### What to do
Find each line containing the word "presentes" and report how many there are. Add nothing else.

### Records for this task
════════

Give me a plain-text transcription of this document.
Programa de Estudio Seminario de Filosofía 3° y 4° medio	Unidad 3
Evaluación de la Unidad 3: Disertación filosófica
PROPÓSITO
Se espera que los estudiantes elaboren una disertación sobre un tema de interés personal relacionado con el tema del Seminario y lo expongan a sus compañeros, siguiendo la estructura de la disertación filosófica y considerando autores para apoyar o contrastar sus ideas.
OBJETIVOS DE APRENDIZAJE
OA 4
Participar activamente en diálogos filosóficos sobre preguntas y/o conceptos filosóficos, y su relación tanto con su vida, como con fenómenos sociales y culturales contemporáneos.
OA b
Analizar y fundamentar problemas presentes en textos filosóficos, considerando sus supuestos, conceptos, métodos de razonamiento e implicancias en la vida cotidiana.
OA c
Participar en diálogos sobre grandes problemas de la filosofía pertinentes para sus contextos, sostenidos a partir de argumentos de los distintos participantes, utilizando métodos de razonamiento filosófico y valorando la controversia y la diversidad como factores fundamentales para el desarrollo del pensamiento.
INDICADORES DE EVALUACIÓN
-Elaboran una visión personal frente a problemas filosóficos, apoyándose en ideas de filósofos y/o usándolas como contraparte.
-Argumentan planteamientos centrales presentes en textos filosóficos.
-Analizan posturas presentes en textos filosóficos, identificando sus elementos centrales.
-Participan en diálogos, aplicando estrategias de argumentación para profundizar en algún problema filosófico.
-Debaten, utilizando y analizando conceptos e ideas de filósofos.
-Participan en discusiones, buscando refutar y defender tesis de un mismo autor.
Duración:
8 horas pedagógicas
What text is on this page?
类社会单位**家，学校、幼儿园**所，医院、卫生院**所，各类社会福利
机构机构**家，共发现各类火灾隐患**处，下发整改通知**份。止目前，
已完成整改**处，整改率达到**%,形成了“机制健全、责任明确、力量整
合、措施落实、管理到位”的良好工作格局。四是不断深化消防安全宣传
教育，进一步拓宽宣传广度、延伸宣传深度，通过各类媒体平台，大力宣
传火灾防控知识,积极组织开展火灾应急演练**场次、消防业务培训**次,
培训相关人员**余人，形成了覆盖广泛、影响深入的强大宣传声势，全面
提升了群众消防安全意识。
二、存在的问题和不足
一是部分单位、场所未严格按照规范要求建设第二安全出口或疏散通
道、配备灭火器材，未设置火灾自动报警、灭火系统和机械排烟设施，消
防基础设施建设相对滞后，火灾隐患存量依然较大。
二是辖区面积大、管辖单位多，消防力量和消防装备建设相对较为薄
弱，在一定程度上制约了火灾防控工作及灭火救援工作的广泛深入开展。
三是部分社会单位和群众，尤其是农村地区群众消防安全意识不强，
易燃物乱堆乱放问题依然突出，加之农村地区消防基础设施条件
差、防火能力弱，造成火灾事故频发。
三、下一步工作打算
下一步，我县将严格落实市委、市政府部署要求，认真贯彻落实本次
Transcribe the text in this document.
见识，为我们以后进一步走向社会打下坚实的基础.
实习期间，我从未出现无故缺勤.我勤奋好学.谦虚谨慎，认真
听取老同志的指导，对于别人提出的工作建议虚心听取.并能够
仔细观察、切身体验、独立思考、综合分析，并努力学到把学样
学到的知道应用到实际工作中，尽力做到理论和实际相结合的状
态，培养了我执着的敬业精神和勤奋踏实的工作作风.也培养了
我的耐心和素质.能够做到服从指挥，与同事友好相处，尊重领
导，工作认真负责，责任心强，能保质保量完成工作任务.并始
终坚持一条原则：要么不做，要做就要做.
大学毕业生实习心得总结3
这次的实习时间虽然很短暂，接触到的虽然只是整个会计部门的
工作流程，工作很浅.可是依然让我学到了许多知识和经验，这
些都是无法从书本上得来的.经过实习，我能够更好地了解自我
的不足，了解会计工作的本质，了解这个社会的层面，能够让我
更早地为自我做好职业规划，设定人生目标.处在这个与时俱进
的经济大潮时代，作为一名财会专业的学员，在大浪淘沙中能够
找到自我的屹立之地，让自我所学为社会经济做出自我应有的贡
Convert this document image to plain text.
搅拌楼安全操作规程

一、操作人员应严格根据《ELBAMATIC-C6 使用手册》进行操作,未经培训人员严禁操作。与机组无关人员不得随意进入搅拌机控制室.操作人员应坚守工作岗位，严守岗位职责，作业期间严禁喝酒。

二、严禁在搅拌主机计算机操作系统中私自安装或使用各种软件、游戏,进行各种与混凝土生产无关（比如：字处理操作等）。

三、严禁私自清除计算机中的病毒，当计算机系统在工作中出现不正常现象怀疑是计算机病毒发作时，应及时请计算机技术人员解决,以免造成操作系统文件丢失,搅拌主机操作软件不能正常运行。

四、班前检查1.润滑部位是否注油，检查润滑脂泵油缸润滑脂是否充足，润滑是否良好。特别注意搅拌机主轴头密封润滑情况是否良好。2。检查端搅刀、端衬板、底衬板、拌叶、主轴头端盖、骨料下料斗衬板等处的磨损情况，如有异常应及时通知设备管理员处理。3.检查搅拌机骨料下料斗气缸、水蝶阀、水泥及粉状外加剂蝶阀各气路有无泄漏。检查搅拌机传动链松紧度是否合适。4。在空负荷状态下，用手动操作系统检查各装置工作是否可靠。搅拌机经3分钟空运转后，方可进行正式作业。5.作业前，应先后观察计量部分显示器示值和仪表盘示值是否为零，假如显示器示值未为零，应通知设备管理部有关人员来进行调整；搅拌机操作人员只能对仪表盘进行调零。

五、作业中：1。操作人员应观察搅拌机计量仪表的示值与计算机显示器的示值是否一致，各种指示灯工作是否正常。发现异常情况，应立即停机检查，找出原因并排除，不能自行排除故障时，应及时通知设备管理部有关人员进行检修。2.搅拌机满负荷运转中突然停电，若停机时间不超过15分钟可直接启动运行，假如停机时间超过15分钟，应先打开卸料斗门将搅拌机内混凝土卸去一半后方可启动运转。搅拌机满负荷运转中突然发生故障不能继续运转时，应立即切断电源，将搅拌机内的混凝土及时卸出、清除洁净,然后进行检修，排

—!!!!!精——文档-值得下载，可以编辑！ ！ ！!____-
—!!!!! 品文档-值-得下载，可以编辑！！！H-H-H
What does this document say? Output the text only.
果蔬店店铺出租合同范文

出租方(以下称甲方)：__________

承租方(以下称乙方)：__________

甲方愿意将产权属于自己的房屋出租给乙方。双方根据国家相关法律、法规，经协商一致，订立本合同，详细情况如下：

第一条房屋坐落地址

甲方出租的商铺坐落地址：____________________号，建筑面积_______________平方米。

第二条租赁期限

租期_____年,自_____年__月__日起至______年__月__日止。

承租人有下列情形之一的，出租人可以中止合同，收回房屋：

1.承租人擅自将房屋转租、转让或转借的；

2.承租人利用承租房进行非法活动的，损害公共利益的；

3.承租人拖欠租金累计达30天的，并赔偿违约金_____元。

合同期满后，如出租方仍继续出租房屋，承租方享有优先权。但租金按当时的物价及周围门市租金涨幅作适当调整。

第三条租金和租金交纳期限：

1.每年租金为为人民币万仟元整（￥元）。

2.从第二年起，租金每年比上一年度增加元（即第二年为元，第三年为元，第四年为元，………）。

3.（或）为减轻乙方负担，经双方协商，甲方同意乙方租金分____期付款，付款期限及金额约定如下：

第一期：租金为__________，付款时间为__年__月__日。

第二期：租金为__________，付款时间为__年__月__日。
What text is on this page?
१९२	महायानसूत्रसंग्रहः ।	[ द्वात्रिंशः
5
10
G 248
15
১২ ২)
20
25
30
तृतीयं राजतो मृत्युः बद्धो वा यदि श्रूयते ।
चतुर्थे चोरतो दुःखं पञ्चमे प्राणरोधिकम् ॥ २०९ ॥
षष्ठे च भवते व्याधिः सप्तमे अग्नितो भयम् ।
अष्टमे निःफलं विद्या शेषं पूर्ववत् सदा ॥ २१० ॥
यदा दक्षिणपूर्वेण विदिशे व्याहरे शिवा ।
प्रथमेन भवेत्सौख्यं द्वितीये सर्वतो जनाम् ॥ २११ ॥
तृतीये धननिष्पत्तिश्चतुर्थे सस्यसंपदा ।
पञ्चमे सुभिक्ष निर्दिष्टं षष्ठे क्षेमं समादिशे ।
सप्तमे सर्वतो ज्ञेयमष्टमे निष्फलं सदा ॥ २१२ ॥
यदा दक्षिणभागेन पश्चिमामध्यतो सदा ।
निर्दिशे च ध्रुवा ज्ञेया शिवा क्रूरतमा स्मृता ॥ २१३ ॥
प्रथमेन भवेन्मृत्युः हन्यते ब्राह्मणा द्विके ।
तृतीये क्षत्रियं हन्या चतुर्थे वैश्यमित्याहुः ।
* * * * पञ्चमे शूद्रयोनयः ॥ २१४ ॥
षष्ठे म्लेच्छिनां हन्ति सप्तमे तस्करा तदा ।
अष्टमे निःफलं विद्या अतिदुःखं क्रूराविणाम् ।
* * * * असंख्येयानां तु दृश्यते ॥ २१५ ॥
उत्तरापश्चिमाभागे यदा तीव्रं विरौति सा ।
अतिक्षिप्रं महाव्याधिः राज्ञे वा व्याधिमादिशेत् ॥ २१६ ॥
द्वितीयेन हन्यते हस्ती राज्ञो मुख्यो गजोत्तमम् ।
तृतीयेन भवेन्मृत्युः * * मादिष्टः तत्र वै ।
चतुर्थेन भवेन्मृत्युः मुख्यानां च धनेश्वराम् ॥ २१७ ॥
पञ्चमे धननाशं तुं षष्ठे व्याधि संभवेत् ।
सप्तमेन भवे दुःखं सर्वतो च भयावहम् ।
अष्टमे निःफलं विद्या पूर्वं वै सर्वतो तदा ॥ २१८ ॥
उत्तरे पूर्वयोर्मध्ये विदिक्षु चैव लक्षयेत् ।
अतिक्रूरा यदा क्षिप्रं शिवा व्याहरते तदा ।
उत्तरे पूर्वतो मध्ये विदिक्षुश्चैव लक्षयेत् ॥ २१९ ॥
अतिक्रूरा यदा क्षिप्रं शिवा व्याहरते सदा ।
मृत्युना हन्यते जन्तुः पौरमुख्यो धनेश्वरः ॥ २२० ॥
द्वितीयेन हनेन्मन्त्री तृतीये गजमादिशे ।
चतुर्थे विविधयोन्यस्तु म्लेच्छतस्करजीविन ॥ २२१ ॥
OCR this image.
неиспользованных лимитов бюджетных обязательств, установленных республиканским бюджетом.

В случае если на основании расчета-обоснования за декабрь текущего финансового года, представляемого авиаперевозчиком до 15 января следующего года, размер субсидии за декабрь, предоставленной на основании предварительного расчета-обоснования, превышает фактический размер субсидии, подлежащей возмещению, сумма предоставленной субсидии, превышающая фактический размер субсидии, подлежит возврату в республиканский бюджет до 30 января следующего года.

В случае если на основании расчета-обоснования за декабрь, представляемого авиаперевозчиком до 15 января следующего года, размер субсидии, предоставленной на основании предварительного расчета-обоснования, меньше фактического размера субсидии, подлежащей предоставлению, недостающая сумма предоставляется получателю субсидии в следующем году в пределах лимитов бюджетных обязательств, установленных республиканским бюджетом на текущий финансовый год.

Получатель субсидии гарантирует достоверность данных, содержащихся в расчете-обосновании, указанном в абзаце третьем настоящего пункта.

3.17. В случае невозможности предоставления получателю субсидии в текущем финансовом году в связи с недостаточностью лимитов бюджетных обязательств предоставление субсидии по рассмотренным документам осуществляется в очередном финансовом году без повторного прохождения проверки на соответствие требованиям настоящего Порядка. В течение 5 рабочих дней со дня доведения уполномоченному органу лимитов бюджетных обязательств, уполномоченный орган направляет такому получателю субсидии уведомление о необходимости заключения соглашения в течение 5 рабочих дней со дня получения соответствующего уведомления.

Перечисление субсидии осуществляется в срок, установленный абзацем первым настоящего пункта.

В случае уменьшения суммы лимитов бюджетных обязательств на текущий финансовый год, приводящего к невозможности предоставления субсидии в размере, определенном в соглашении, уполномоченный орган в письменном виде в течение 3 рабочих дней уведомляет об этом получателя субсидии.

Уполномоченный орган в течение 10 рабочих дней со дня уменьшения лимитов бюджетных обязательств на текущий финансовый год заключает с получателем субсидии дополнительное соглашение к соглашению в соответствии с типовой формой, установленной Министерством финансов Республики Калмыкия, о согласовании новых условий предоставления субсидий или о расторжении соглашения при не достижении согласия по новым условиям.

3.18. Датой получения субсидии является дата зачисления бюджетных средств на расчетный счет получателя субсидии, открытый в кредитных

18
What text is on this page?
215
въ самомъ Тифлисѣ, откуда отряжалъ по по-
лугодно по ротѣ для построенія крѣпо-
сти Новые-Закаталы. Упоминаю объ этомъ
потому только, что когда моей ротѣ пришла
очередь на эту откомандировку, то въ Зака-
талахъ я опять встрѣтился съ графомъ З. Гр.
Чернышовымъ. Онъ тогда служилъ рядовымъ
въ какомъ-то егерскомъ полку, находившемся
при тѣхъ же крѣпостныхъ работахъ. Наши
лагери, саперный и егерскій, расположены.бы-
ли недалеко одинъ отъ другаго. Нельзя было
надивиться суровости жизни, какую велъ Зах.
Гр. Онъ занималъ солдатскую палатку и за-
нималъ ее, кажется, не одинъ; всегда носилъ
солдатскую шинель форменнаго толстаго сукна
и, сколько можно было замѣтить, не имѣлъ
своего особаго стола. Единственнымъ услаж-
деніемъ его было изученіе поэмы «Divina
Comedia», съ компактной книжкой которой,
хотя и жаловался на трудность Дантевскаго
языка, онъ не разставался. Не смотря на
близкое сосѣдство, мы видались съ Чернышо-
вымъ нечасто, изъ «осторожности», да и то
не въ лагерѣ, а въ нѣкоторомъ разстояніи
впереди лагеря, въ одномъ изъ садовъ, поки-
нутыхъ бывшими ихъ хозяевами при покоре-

════════

### The solution
3